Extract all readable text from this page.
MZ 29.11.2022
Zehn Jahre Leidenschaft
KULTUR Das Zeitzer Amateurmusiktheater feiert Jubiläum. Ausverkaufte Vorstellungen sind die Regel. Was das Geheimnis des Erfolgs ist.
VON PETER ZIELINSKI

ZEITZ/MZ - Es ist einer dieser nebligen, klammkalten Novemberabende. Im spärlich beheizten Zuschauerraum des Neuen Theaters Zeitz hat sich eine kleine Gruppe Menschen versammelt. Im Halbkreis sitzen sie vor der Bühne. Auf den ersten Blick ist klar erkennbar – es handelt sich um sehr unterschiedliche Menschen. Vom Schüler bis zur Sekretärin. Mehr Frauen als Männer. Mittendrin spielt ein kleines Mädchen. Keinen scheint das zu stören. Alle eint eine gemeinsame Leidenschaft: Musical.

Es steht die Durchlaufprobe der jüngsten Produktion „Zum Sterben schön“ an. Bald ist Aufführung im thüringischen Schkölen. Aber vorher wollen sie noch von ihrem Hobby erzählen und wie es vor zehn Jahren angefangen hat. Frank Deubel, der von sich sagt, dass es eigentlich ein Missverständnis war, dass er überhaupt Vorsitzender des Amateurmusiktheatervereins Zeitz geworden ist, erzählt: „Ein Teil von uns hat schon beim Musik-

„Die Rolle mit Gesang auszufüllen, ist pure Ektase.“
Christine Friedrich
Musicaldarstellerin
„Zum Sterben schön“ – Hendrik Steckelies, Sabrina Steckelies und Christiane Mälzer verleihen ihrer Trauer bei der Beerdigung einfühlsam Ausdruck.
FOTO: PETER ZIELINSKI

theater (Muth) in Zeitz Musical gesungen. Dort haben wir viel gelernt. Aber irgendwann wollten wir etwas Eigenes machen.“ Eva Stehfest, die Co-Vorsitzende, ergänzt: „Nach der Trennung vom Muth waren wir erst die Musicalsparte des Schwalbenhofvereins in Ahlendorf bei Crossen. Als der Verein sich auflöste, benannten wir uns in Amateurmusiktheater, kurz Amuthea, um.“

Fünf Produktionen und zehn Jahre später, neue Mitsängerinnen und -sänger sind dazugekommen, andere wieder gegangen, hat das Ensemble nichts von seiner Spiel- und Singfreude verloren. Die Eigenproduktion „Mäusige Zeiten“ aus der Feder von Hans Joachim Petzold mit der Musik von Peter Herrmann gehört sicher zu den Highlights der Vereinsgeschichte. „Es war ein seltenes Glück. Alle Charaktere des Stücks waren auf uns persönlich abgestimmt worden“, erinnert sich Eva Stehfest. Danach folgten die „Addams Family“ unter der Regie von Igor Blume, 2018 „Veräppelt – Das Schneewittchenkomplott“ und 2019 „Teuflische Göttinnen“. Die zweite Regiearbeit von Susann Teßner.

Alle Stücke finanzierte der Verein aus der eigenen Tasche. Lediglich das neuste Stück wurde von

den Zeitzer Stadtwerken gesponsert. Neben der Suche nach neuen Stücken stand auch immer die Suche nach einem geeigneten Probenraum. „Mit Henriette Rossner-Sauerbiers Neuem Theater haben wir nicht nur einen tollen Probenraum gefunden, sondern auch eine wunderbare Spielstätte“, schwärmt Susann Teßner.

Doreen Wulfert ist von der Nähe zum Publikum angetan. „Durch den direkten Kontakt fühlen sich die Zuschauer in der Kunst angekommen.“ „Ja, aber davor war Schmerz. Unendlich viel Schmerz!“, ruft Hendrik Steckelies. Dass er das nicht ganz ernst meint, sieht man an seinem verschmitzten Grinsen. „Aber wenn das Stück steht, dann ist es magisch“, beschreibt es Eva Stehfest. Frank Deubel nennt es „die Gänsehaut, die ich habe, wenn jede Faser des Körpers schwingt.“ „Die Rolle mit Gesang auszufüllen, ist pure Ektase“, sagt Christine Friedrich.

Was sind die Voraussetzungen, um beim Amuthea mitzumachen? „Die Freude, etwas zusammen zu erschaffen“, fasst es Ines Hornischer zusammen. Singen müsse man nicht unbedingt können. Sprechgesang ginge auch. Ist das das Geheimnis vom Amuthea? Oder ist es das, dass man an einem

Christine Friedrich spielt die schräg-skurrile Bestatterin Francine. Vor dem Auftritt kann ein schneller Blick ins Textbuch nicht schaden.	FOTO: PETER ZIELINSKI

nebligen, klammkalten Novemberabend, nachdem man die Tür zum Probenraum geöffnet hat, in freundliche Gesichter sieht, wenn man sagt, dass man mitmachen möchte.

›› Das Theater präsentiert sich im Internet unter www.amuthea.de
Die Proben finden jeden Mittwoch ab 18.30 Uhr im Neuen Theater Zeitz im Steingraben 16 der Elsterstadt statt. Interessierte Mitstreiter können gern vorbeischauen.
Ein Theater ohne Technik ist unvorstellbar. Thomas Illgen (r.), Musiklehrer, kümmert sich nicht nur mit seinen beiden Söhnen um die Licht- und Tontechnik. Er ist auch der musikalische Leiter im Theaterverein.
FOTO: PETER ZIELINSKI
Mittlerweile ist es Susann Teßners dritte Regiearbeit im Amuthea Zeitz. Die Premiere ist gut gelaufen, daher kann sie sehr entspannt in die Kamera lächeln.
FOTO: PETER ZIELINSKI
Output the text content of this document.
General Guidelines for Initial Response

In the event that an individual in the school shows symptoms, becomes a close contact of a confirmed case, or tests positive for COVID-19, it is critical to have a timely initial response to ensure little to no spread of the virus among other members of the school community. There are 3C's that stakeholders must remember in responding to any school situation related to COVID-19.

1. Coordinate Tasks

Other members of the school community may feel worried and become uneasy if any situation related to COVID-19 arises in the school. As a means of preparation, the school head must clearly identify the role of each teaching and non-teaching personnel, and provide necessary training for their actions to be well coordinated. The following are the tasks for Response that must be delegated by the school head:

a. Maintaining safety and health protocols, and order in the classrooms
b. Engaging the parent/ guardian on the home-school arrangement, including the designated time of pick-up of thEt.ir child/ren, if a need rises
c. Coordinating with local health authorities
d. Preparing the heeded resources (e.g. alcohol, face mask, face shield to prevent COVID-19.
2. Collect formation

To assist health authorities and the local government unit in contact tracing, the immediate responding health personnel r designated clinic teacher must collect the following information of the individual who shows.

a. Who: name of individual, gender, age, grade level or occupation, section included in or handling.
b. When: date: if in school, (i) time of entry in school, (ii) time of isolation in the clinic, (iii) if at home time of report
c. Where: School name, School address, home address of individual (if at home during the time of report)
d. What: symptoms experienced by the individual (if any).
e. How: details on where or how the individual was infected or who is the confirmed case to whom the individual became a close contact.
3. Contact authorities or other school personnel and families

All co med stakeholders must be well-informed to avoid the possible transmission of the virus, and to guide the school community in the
□ □ □ □ □ □ □
(TASK DETAILS):
Please write out all of the records above, character for character.

(REPLY):
Extract all readable text from this page.
MZ 29.11.2022
Zehn Jahre Leidenschaft
KULTUR Das Zeitzer Amateurmusiktheater feiert Jubiläum. Ausverkaufte Vorstellungen sind die Regel. Was das Geheimnis des Erfolgs ist.
VON PETER ZIELINSKI

ZEITZ/MZ - Es ist einer dieser nebligen, klammkalten Novemberabende. Im spärlich beheizten Zuschauerraum des Neuen Theaters Zeitz hat sich eine kleine Gruppe Menschen versammelt. Im Halbkreis sitzen sie vor der Bühne. Auf den ersten Blick ist klar erkennbar – es handelt sich um sehr unterschiedliche Menschen. Vom Schüler bis zur Sekretärin. Mehr Frauen als Männer. Mittendrin spielt ein kleines Mädchen. Keinen scheint das zu stören. Alle eint eine gemeinsame Leidenschaft: Musical.

Es steht die Durchlaufprobe der jüngsten Produktion „Zum Sterben schön“ an. Bald ist Aufführung im thüringischen Schkölen. Aber vorher wollen sie noch von ihrem Hobby erzählen und wie es vor zehn Jahren angefangen hat. Frank Deubel, der von sich sagt, dass es eigentlich ein Missverständnis war, dass er überhaupt Vorsitzender des Amateurmusiktheatervereins Zeitz geworden ist, erzählt: „Ein Teil von uns hat schon beim Musik-

„Die Rolle mit Gesang auszufüllen, ist pure Ektase.“
Christine Friedrich
Musicaldarstellerin
„Zum Sterben schön“ – Hendrik Steckelies, Sabrina Steckelies und Christiane Mälzer verleihen ihrer Trauer bei der Beerdigung einfühlsam Ausdruck.
FOTO: PETER ZIELINSKI

theater (Muth) in Zeitz Musical gesungen. Dort haben wir viel gelernt. Aber irgendwann wollten wir etwas Eigenes machen.“ Eva Stehfest, die Co-Vorsitzende, ergänzt: „Nach der Trennung vom Muth waren wir erst die Musicalsparte des Schwalbenhofvereins in Ahlendorf bei Crossen. Als der Verein sich auflöste, benannten wir uns in Amateurmusiktheater, kurz Amuthea, um.“

Fünf Produktionen und zehn Jahre später, neue Mitsängerinnen und -sänger sind dazugekommen, andere wieder gegangen, hat das Ensemble nichts von seiner Spiel- und Singfreude verloren. Die Eigenproduktion „Mäusige Zeiten“ aus der Feder von Hans Joachim Petzold mit der Musik von Peter Herrmann gehört sicher zu den Highlights der Vereinsgeschichte. „Es war ein seltenes Glück. Alle Charaktere des Stücks waren auf uns persönlich abgestimmt worden“, erinnert sich Eva Stehfest. Danach folgten die „Addams Family“ unter der Regie von Igor Blume, 2018 „Veräppelt – Das Schneewittchenkomplott“ und 2019 „Teuflische Göttinnen“. Die zweite Regiearbeit von Susann Teßner.

Alle Stücke finanzierte der Verein aus der eigenen Tasche. Lediglich das neuste Stück wurde von

den Zeitzer Stadtwerken gesponsert. Neben der Suche nach neuen Stücken stand auch immer die Suche nach einem geeigneten Probenraum. „Mit Henriette Rossner-Sauerbiers Neuem Theater haben wir nicht nur einen tollen Probenraum gefunden, sondern auch eine wunderbare Spielstätte“, schwärmt Susann Teßner.

Doreen Wulfert ist von der Nähe zum Publikum angetan. „Durch den direkten Kontakt fühlen sich die Zuschauer in der Kunst angekommen.“ „Ja, aber davor war Schmerz. Unendlich viel Schmerz!“, ruft Hendrik Steckelies. Dass er das nicht ganz ernst meint, sieht man an seinem verschmitzten Grinsen. „Aber wenn das Stück steht, dann ist es magisch“, beschreibt es Eva Stehfest. Frank Deubel nennt es „die Gänsehaut, die ich habe, wenn jede Faser des Körpers schwingt.“ „Die Rolle mit Gesang auszufüllen, ist pure Ektase“, sagt Christine Friedrich.

Was sind die Voraussetzungen, um beim Amuthea mitzumachen? „Die Freude, etwas zusammen zu erschaffen“, fasst es Ines Hornischer zusammen. Singen müsse man nicht unbedingt können. Sprechgesang ginge auch. Ist das das Geheimnis vom Amuthea? Oder ist es das, dass man an einem

Christine Friedrich spielt die schräg-skurrile Bestatterin Francine. Vor dem Auftritt kann ein schneller Blick ins Textbuch nicht schaden.	FOTO: PETER ZIELINSKI

nebligen, klammkalten Novemberabend, nachdem man die Tür zum Probenraum geöffnet hat, in freundliche Gesichter sieht, wenn man sagt, dass man mitmachen möchte.

›› Das Theater präsentiert sich im Internet unter www.amuthea.de
Die Proben finden jeden Mittwoch ab 18.30 Uhr im Neuen Theater Zeitz im Steingraben 16 der Elsterstadt statt. Interessierte Mitstreiter können gern vorbeischauen.
Ein Theater ohne Technik ist unvorstellbar. Thomas Illgen (r.), Musiklehrer, kümmert sich nicht nur mit seinen beiden Söhnen um die Licht- und Tontechnik. Er ist auch der musikalische Leiter im Theaterverein.
FOTO: PETER ZIELINSKI
Mittlerweile ist es Susann Teßners dritte Regiearbeit im Amuthea Zeitz. Die Premiere ist gut gelaufen, daher kann sie sehr entspannt in die Kamera lächeln.
FOTO: PETER ZIELINSKI
Output the text content of this document.
General Guidelines for Initial Response

In the event that an individual in the school shows symptoms, becomes a close contact of a confirmed case, or tests positive for COVID-19, it is critical to have a timely initial response to ensure little to no spread of the virus among other members of the school community. There are 3C's that stakeholders must remember in responding to any school situation related to COVID-19.

1. Coordinate Tasks

Other members of the school community may feel worried and become uneasy if any situation related to COVID-19 arises in the school. As a means of preparation, the school head must clearly identify the role of each teaching and non-teaching personnel, and provide necessary training for their actions to be well coordinated. The following are the tasks for Response that must be delegated by the school head:

a. Maintaining safety and health protocols, and order in the classrooms
b. Engaging the parent/ guardian on the home-school arrangement, including the designated time of pick-up of thEt.ir child/ren, if a need rises
c. Coordinating with local health authorities
d. Preparing the heeded resources (e.g. alcohol, face mask, face shield to prevent COVID-19.
2. Collect formation

To assist health authorities and the local government unit in contact tracing, the immediate responding health personnel r designated clinic teacher must collect the following information of the individual who shows.

a. Who: name of individual, gender, age, grade level or occupation, section included in or handling.
b. When: date: if in school, (i) time of entry in school, (ii) time of isolation in the clinic, (iii) if at home time of report
c. Where: School name, School address, home address of individual (if at home during the time of report)
d. What: symptoms experienced by the individual (if any).
e. How: details on where or how the individual was infected or who is the confirmed case to whom the individual became a close contact.
3. Contact authorities or other school personnel and families

All co med stakeholders must be well-informed to avoid the possible transmission of the virus, and to guide the school community in the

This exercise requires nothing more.